## PROBLEM TO SOLVE
Write out all of the records precisely. Skip anything that is a picture.

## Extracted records
◆ ◆ ◆ ◆ ◆ ◆ ◆
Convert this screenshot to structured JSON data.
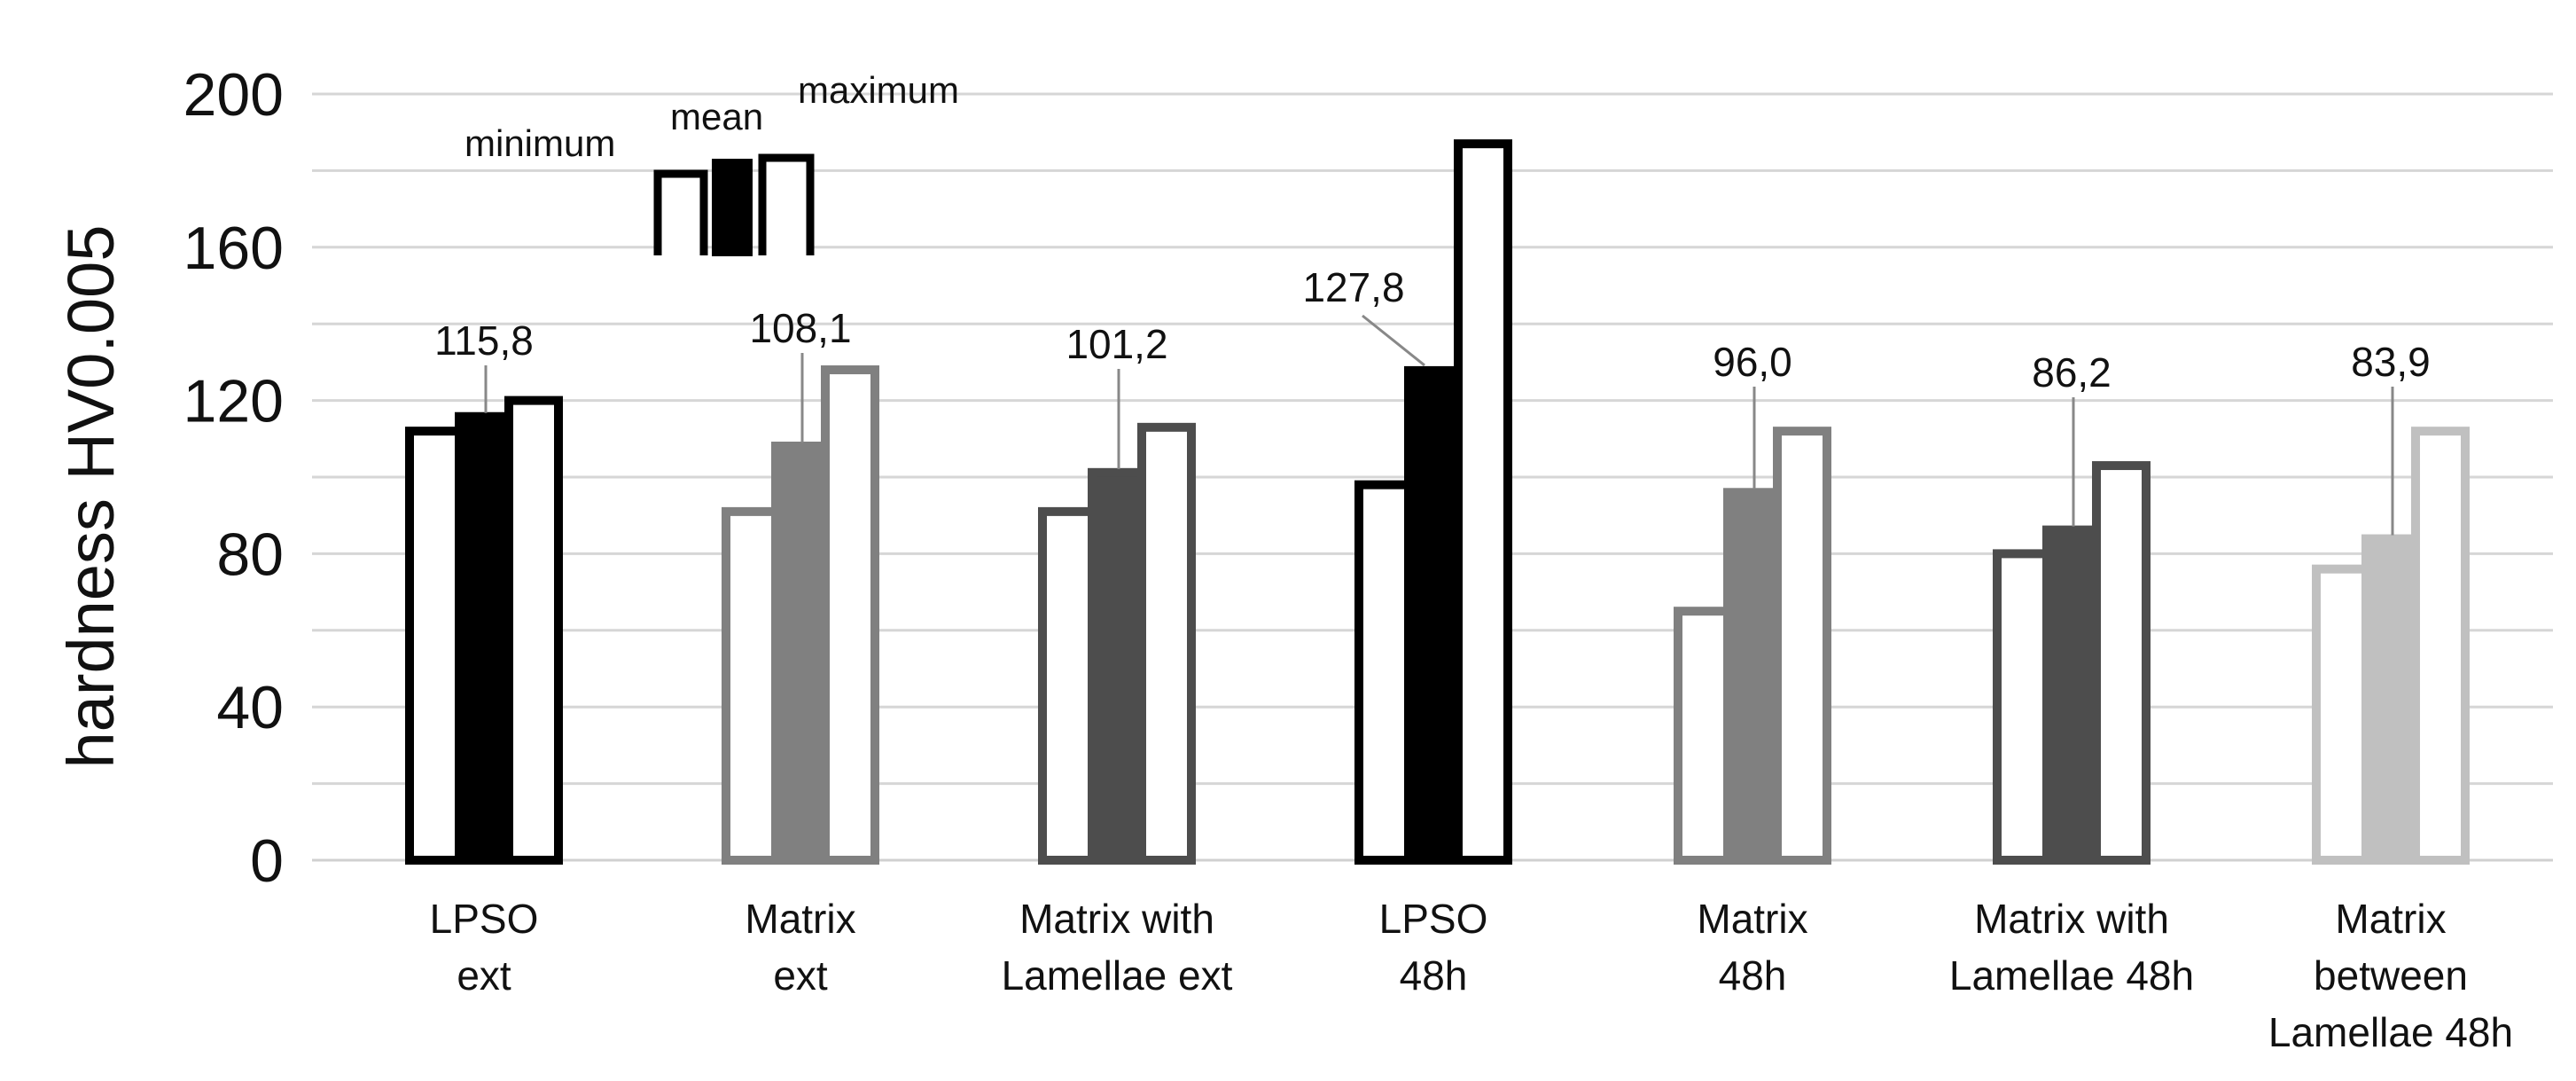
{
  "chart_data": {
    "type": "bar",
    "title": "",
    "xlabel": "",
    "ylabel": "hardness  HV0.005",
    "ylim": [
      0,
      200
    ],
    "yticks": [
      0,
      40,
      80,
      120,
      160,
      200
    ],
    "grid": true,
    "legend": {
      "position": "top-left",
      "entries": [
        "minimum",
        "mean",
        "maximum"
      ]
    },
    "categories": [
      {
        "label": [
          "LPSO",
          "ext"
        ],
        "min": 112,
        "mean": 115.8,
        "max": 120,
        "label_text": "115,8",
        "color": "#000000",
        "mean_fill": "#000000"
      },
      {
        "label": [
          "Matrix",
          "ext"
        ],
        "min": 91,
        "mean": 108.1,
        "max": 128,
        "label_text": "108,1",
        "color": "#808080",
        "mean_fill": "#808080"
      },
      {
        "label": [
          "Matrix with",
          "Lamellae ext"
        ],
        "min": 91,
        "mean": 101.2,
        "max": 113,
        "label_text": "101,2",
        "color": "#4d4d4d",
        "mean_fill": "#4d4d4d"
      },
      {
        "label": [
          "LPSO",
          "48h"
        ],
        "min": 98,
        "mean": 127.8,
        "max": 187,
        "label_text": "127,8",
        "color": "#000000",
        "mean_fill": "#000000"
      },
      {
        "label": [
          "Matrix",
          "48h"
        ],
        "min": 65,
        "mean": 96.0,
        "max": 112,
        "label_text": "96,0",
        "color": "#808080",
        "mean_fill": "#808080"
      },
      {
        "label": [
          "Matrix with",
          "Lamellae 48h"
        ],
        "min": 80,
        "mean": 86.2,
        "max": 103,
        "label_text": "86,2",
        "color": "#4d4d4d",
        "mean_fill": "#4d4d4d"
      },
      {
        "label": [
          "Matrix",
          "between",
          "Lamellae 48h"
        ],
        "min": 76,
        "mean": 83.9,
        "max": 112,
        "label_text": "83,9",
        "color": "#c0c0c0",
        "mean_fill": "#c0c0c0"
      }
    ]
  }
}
◆ ◆ ◆ ◆ ◆ ◆ ◆
## FINISHED ANSWER
Convert this screenshot to structured JSON data.
{
  "chart_data": {
    "type": "bar",
    "title": "",
    "xlabel": "",
    "ylabel": "hardness  HV0.005",
    "ylim": [
      0,
      200
    ],
    "yticks": [
      0,
      40,
      80,
      120,
      160,
      200
    ],
    "grid": true,
    "legend": {
      "position": "top-left",
      "entries": [
        "minimum",
        "mean",
        "maximum"
      ]
    },
    "categories": [
      {
        "label": [
          "LPSO",
          "ext"
        ],
        "min": 112,
        "mean": 115.8,
        "max": 120,
        "label_text": "115,8",
        "color": "#000000",
        "mean_fill": "#000000"
      },
      {
        "label": [
          "Matrix",
          "ext"
        ],
        "min": 91,
        "mean": 108.1,
        "max": 128,
        "label_text": "108,1",
        "color": "#808080",
        "mean_fill": "#808080"
      },
      {
        "label": [
          "Matrix with",
          "Lamellae ext"
        ],
        "min": 91,
        "mean": 101.2,
        "max": 113,
        "label_text": "101,2",
        "color": "#4d4d4d",
        "mean_fill": "#4d4d4d"
      },
      {
        "label": [
          "LPSO",
          "48h"
        ],
        "min": 98,
        "mean": 127.8,
        "max": 187,
        "label_text": "127,8",
        "color": "#000000",
        "mean_fill": "#000000"
      },
      {
        "label": [
          "Matrix",
          "48h"
        ],
        "min": 65,
        "mean": 96.0,
        "max": 112,
        "label_text": "96,0",
        "color": "#808080",
        "mean_fill": "#808080"
      },
      {
        "label": [
          "Matrix with",
          "Lamellae 48h"
        ],
        "min": 80,
        "mean": 86.2,
        "max": 103,
        "label_text": "86,2",
        "color": "#4d4d4d",
        "mean_fill": "#4d4d4d"
      },
      {
        "label": [
          "Matrix",
          "between",
          "Lamellae 48h"
        ],
        "min": 76,
        "mean": 83.9,
        "max": 112,
        "label_text": "83,9",
        "color": "#c0c0c0",
        "mean_fill": "#c0c0c0"
      }
    ]
  }
}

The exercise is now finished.